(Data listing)
▬▬▬▬▬▬

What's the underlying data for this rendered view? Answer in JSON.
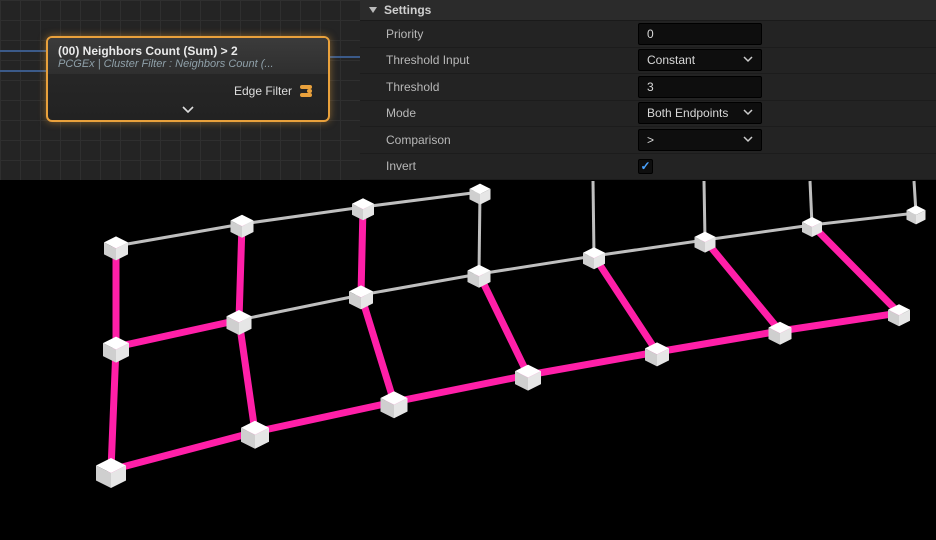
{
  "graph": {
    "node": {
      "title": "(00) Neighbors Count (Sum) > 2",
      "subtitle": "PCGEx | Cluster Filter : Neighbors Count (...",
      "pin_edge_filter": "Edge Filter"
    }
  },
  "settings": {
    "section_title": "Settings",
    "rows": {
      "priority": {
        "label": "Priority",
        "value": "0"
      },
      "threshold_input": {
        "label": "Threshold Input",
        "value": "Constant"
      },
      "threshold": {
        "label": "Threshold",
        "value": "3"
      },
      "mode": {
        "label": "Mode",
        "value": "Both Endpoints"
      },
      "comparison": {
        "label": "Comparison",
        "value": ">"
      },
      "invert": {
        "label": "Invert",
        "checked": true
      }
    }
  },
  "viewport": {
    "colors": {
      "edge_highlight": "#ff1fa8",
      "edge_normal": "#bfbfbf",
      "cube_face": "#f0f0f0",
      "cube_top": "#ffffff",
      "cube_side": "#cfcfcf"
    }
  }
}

▬▬▬▬▬▬

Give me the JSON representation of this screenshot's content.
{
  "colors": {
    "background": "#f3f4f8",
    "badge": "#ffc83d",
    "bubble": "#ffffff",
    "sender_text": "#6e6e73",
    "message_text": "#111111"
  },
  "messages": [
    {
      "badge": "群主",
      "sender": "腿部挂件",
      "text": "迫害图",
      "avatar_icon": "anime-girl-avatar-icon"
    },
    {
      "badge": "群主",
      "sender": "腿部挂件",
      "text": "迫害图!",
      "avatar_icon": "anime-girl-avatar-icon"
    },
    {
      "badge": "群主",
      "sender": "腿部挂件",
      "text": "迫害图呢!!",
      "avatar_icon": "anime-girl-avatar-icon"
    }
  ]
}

▬▬▬▬▬▬

Task statement: Show every line of the records above that contains the word "this".

Answer:
What's the underlying data for this rendered view? Answer in JSON.
Give me the JSON representation of this screenshot's content.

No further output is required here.